:: Written instruction ::
Print all records exactly, leaving nothing out.

━━ Provided material ━━

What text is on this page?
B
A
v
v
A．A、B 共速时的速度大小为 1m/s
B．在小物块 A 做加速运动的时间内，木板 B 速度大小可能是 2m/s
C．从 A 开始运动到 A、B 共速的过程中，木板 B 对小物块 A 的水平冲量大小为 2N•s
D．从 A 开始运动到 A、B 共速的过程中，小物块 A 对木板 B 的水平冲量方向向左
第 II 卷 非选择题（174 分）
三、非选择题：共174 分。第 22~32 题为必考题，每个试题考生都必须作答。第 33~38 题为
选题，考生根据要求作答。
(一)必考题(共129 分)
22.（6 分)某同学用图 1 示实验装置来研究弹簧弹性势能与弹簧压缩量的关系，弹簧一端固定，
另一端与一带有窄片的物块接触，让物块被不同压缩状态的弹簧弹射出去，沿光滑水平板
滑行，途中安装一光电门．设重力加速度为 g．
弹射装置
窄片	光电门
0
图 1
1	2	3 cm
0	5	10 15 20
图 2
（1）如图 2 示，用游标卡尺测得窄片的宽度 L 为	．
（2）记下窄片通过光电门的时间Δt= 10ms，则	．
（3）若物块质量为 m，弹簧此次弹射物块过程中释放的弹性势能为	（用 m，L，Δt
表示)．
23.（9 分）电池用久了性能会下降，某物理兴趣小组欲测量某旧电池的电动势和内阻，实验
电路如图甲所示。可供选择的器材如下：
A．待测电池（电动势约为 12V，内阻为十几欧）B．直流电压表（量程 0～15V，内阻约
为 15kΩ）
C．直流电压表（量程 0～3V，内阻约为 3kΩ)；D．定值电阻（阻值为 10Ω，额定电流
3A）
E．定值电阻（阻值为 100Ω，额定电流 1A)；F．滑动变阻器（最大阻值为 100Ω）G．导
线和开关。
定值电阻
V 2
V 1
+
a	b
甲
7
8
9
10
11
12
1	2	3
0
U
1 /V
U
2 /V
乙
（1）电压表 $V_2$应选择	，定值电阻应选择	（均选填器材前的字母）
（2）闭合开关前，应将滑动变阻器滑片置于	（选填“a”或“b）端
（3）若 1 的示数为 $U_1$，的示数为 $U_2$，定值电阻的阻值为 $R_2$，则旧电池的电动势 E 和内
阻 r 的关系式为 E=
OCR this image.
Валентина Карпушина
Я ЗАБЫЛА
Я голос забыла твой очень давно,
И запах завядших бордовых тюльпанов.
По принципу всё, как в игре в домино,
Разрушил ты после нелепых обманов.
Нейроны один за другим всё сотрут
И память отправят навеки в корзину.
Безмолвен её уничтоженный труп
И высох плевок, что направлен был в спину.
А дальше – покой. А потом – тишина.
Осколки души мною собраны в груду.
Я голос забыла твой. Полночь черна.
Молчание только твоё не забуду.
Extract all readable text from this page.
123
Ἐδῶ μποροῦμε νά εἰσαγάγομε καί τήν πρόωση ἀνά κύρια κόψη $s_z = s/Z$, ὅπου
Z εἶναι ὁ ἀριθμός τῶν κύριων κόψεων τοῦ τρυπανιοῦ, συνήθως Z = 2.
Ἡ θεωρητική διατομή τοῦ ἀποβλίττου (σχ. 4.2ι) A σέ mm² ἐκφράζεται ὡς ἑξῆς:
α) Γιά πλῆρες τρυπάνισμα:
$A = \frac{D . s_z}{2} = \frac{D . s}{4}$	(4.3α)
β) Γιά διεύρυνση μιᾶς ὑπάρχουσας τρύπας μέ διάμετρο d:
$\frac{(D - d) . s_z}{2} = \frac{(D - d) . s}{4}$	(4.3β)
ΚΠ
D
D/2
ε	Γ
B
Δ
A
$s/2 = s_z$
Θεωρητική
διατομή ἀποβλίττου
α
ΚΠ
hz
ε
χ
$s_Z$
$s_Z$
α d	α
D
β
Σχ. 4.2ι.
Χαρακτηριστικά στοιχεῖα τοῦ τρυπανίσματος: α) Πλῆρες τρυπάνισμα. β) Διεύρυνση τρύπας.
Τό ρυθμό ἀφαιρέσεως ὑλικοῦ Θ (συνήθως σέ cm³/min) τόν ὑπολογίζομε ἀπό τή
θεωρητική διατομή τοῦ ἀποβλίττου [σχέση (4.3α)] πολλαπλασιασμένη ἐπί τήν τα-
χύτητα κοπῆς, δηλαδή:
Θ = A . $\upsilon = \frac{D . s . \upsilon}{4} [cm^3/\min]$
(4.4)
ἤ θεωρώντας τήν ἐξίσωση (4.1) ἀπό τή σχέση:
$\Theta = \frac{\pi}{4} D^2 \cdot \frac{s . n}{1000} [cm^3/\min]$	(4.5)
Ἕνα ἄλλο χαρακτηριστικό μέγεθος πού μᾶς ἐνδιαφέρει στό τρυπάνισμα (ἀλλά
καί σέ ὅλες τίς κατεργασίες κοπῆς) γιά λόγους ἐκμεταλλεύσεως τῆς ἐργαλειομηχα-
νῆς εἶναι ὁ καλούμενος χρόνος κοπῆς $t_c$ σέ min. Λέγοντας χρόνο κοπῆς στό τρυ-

━━━

:: Finished answer ::
What text is on this page?
B
A
v
v
A．A、B 共速时的速度大小为 1m/s
B．在小物块 A 做加速运动的时间内，木板 B 速度大小可能是 2m/s
C．从 A 开始运动到 A、B 共速的过程中，木板 B 对小物块 A 的水平冲量大小为 2N•s
D．从 A 开始运动到 A、B 共速的过程中，小物块 A 对木板 B 的水平冲量方向向左
第 II 卷 非选择题（174 分）
三、非选择题：共174 分。第 22~32 题为必考题，每个试题考生都必须作答。第 33~38 题为
选题，考生根据要求作答。
(一)必考题(共129 分)
22.（6 分)某同学用图 1 示实验装置来研究弹簧弹性势能与弹簧压缩量的关系，弹簧一端固定，
另一端与一带有窄片的物块接触，让物块被不同压缩状态的弹簧弹射出去，沿光滑水平板
滑行，途中安装一光电门．设重力加速度为 g．
弹射装置
窄片	光电门
0
图 1
1	2	3 cm
0	5	10 15 20
图 2
（1）如图 2 示，用游标卡尺测得窄片的宽度 L 为	．
（2）记下窄片通过光电门的时间Δt= 10ms，则	．
（3）若物块质量为 m，弹簧此次弹射物块过程中释放的弹性势能为	（用 m，L，Δt
表示)．
23.（9 分）电池用久了性能会下降，某物理兴趣小组欲测量某旧电池的电动势和内阻，实验
电路如图甲所示。可供选择的器材如下：
A．待测电池（电动势约为 12V，内阻为十几欧）B．直流电压表（量程 0～15V，内阻约
为 15kΩ）
C．直流电压表（量程 0～3V，内阻约为 3kΩ)；D．定值电阻（阻值为 10Ω，额定电流
3A）
E．定值电阻（阻值为 100Ω，额定电流 1A)；F．滑动变阻器（最大阻值为 100Ω）G．导
线和开关。
定值电阻
V 2
V 1
+
a	b
甲
7
8
9
10
11
12
1	2	3
0
U
1 /V
U
2 /V
乙
（1）电压表 $V_2$应选择	，定值电阻应选择	（均选填器材前的字母）
（2）闭合开关前，应将滑动变阻器滑片置于	（选填“a”或“b）端
（3）若 1 的示数为 $U_1$，的示数为 $U_2$，定值电阻的阻值为 $R_2$，则旧电池的电动势 E 和内
阻 r 的关系式为 E=
OCR this image.
Валентина Карпушина
Я ЗАБЫЛА
Я голос забыла твой очень давно,
И запах завядших бордовых тюльпанов.
По принципу всё, как в игре в домино,
Разрушил ты после нелепых обманов.
Нейроны один за другим всё сотрут
И память отправят навеки в корзину.
Безмолвен её уничтоженный труп
И высох плевок, что направлен был в спину.
А дальше – покой. А потом – тишина.
Осколки души мною собраны в груду.
Я голос забыла твой. Полночь черна.
Молчание только твоё не забуду.
Extract all readable text from this page.
123
Ἐδῶ μποροῦμε νά εἰσαγάγομε καί τήν πρόωση ἀνά κύρια κόψη $s_z = s/Z$, ὅπου
Z εἶναι ὁ ἀριθμός τῶν κύριων κόψεων τοῦ τρυπανιοῦ, συνήθως Z = 2.
Ἡ θεωρητική διατομή τοῦ ἀποβλίττου (σχ. 4.2ι) A σέ mm² ἐκφράζεται ὡς ἑξῆς:
α) Γιά πλῆρες τρυπάνισμα:
$A = \frac{D . s_z}{2} = \frac{D . s}{4}$	(4.3α)
β) Γιά διεύρυνση μιᾶς ὑπάρχουσας τρύπας μέ διάμετρο d:
$\frac{(D - d) . s_z}{2} = \frac{(D - d) . s}{4}$	(4.3β)
ΚΠ
D
D/2
ε	Γ
B
Δ
A
$s/2 = s_z$
Θεωρητική
διατομή ἀποβλίττου
α
ΚΠ
hz
ε
χ
$s_Z$
$s_Z$
α d	α
D
β
Σχ. 4.2ι.
Χαρακτηριστικά στοιχεῖα τοῦ τρυπανίσματος: α) Πλῆρες τρυπάνισμα. β) Διεύρυνση τρύπας.
Τό ρυθμό ἀφαιρέσεως ὑλικοῦ Θ (συνήθως σέ cm³/min) τόν ὑπολογίζομε ἀπό τή
θεωρητική διατομή τοῦ ἀποβλίττου [σχέση (4.3α)] πολλαπλασιασμένη ἐπί τήν τα-
χύτητα κοπῆς, δηλαδή:
Θ = A . $\upsilon = \frac{D . s . \upsilon}{4} [cm^3/\min]$
(4.4)
ἤ θεωρώντας τήν ἐξίσωση (4.1) ἀπό τή σχέση:
$\Theta = \frac{\pi}{4} D^2 \cdot \frac{s . n}{1000} [cm^3/\min]$	(4.5)
Ἕνα ἄλλο χαρακτηριστικό μέγεθος πού μᾶς ἐνδιαφέρει στό τρυπάνισμα (ἀλλά
καί σέ ὅλες τίς κατεργασίες κοπῆς) γιά λόγους ἐκμεταλλεύσεως τῆς ἐργαλειομηχα-
νῆς εἶναι ὁ καλούμενος χρόνος κοπῆς $t_c$ σέ min. Λέγοντας χρόνο κοπῆς στό τρυ-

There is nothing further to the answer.